Your task is to output all the records below, word for word.

════════════════════

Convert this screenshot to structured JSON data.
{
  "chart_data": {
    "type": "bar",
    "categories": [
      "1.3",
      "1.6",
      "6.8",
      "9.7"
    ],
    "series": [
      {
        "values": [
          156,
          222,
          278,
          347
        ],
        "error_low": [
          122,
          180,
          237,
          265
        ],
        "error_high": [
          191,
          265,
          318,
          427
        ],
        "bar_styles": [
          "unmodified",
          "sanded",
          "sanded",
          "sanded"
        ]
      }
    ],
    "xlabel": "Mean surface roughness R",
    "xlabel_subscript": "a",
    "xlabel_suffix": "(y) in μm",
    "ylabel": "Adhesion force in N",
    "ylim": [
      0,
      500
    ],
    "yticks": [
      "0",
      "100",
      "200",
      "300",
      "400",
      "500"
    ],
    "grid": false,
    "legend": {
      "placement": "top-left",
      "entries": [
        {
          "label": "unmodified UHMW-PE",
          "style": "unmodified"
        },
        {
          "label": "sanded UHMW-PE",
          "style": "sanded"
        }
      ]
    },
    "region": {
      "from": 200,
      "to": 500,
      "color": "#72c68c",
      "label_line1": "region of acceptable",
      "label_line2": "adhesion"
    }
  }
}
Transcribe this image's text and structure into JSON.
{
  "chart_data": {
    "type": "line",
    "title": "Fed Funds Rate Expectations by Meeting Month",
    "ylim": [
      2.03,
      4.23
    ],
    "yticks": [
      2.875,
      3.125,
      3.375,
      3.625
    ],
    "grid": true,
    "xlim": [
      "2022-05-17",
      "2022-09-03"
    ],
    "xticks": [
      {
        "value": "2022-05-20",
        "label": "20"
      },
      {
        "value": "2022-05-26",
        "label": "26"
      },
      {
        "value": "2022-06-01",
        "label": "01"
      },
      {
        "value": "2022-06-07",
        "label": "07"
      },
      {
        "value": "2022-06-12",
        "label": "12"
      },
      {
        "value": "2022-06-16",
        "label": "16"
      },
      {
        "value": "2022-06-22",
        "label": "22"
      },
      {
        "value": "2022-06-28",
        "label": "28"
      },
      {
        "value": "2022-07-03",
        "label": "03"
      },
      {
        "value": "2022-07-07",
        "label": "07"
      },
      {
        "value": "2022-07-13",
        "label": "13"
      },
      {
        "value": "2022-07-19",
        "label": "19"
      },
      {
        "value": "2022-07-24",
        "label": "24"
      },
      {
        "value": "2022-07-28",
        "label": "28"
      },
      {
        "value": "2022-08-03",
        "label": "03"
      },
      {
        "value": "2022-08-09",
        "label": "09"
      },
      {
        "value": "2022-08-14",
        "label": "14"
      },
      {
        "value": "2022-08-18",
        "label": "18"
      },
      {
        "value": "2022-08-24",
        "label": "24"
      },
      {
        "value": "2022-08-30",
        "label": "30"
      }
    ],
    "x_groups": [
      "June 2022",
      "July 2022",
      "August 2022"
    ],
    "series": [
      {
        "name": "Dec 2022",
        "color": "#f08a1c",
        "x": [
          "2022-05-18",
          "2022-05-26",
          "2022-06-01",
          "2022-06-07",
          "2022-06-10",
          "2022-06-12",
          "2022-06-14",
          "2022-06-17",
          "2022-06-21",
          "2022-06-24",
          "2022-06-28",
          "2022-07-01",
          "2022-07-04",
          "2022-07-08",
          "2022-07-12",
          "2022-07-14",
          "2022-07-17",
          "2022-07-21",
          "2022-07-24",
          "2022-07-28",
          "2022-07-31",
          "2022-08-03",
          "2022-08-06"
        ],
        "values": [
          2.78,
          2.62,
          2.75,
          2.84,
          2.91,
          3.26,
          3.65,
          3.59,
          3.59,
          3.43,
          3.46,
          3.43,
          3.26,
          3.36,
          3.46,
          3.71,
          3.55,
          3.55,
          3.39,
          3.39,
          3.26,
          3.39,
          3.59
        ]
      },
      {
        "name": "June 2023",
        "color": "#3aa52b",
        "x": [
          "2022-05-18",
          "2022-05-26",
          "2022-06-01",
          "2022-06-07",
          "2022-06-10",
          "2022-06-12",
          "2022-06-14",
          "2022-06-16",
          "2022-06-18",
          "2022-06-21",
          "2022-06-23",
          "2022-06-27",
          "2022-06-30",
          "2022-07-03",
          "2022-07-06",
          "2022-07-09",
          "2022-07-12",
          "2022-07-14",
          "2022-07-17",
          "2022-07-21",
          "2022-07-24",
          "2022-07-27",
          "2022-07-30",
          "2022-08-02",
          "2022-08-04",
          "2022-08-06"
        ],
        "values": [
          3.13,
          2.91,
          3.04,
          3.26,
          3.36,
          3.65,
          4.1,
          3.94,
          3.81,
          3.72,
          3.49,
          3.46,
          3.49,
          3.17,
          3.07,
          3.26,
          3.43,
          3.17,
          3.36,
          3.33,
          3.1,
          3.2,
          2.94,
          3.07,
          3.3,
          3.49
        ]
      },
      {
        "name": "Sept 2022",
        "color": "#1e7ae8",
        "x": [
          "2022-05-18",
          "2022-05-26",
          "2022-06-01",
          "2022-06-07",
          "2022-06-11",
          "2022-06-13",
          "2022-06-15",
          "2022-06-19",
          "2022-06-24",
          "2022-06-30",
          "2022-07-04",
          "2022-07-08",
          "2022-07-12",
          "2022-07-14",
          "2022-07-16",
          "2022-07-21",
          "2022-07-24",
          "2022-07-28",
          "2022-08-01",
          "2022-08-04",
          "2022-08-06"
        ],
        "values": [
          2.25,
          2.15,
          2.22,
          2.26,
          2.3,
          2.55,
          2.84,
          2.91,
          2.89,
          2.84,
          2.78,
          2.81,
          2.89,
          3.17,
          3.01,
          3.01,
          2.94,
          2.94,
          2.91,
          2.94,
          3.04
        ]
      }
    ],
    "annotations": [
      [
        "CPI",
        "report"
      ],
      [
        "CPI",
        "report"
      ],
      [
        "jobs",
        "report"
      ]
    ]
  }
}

════════════════════

**PROBLEM SOLUTION**
Convert this screenshot to structured JSON data.
{
  "chart_data": {
    "type": "bar",
    "categories": [
      "1.3",
      "1.6",
      "6.8",
      "9.7"
    ],
    "series": [
      {
        "values": [
          156,
          222,
          278,
          347
        ],
        "error_low": [
          122,
          180,
          237,
          265
        ],
        "error_high": [
          191,
          265,
          318,
          427
        ],
        "bar_styles": [
          "unmodified",
          "sanded",
          "sanded",
          "sanded"
        ]
      }
    ],
    "xlabel": "Mean surface roughness R",
    "xlabel_subscript": "a",
    "xlabel_suffix": "(y) in μm",
    "ylabel": "Adhesion force in N",
    "ylim": [
      0,
      500
    ],
    "yticks": [
      "0",
      "100",
      "200",
      "300",
      "400",
      "500"
    ],
    "grid": false,
    "legend": {
      "placement": "top-left",
      "entries": [
        {
          "label": "unmodified UHMW-PE",
          "style": "unmodified"
        },
        {
          "label": "sanded UHMW-PE",
          "style": "sanded"
        }
      ]
    },
    "region": {
      "from": 200,
      "to": 500,
      "color": "#72c68c",
      "label_line1": "region of acceptable",
      "label_line2": "adhesion"
    }
  }
}
Transcribe this image's text and structure into JSON.
{
  "chart_data": {
    "type": "line",
    "title": "Fed Funds Rate Expectations by Meeting Month",
    "ylim": [
      2.03,
      4.23
    ],
    "yticks": [
      2.875,
      3.125,
      3.375,
      3.625
    ],
    "grid": true,
    "xlim": [
      "2022-05-17",
      "2022-09-03"
    ],
    "xticks": [
      {
        "value": "2022-05-20",
        "label": "20"
      },
      {
        "value": "2022-05-26",
        "label": "26"
      },
      {
        "value": "2022-06-01",
        "label": "01"
      },
      {
        "value": "2022-06-07",
        "label": "07"
      },
      {
        "value": "2022-06-12",
        "label": "12"
      },
      {
        "value": "2022-06-16",
        "label": "16"
      },
      {
        "value": "2022-06-22",
        "label": "22"
      },
      {
        "value": "2022-06-28",
        "label": "28"
      },
      {
        "value": "2022-07-03",
        "label": "03"
      },
      {
        "value": "2022-07-07",
        "label": "07"
      },
      {
        "value": "2022-07-13",
        "label": "13"
      },
      {
        "value": "2022-07-19",
        "label": "19"
      },
      {
        "value": "2022-07-24",
        "label": "24"
      },
      {
        "value": "2022-07-28",
        "label": "28"
      },
      {
        "value": "2022-08-03",
        "label": "03"
      },
      {
        "value": "2022-08-09",
        "label": "09"
      },
      {
        "value": "2022-08-14",
        "label": "14"
      },
      {
        "value": "2022-08-18",
        "label": "18"
      },
      {
        "value": "2022-08-24",
        "label": "24"
      },
      {
        "value": "2022-08-30",
        "label": "30"
      }
    ],
    "x_groups": [
      "June 2022",
      "July 2022",
      "August 2022"
    ],
    "series": [
      {
        "name": "Dec 2022",
        "color": "#f08a1c",
        "x": [
          "2022-05-18",
          "2022-05-26",
          "2022-06-01",
          "2022-06-07",
          "2022-06-10",
          "2022-06-12",
          "2022-06-14",
          "2022-06-17",
          "2022-06-21",
          "2022-06-24",
          "2022-06-28",
          "2022-07-01",
          "2022-07-04",
          "2022-07-08",
          "2022-07-12",
          "2022-07-14",
          "2022-07-17",
          "2022-07-21",
          "2022-07-24",
          "2022-07-28",
          "2022-07-31",
          "2022-08-03",
          "2022-08-06"
        ],
        "values": [
          2.78,
          2.62,
          2.75,
          2.84,
          2.91,
          3.26,
          3.65,
          3.59,
          3.59,
          3.43,
          3.46,
          3.43,
          3.26,
          3.36,
          3.46,
          3.71,
          3.55,
          3.55,
          3.39,
          3.39,
          3.26,
          3.39,
          3.59
        ]
      },
      {
        "name": "June 2023",
        "color": "#3aa52b",
        "x": [
          "2022-05-18",
          "2022-05-26",
          "2022-06-01",
          "2022-06-07",
          "2022-06-10",
          "2022-06-12",
          "2022-06-14",
          "2022-06-16",
          "2022-06-18",
          "2022-06-21",
          "2022-06-23",
          "2022-06-27",
          "2022-06-30",
          "2022-07-03",
          "2022-07-06",
          "2022-07-09",
          "2022-07-12",
          "2022-07-14",
          "2022-07-17",
          "2022-07-21",
          "2022-07-24",
          "2022-07-27",
          "2022-07-30",
          "2022-08-02",
          "2022-08-04",
          "2022-08-06"
        ],
        "values": [
          3.13,
          2.91,
          3.04,
          3.26,
          3.36,
          3.65,
          4.1,
          3.94,
          3.81,
          3.72,
          3.49,
          3.46,
          3.49,
          3.17,
          3.07,
          3.26,
          3.43,
          3.17,
          3.36,
          3.33,
          3.1,
          3.2,
          2.94,
          3.07,
          3.3,
          3.49
        ]
      },
      {
        "name": "Sept 2022",
        "color": "#1e7ae8",
        "x": [
          "2022-05-18",
          "2022-05-26",
          "2022-06-01",
          "2022-06-07",
          "2022-06-11",
          "2022-06-13",
          "2022-06-15",
          "2022-06-19",
          "2022-06-24",
          "2022-06-30",
          "2022-07-04",
          "2022-07-08",
          "2022-07-12",
          "2022-07-14",
          "2022-07-16",
          "2022-07-21",
          "2022-07-24",
          "2022-07-28",
          "2022-08-01",
          "2022-08-04",
          "2022-08-06"
        ],
        "values": [
          2.25,
          2.15,
          2.22,
          2.26,
          2.3,
          2.55,
          2.84,
          2.91,
          2.89,
          2.84,
          2.78,
          2.81,
          2.89,
          3.17,
          3.01,
          3.01,
          2.94,
          2.94,
          2.91,
          2.94,
          3.04
        ]
      }
    ],
    "annotations": [
      [
        "CPI",
        "report"
      ],
      [
        "CPI",
        "report"
      ],
      [
        "jobs",
        "report"
      ]
    ]
  }
}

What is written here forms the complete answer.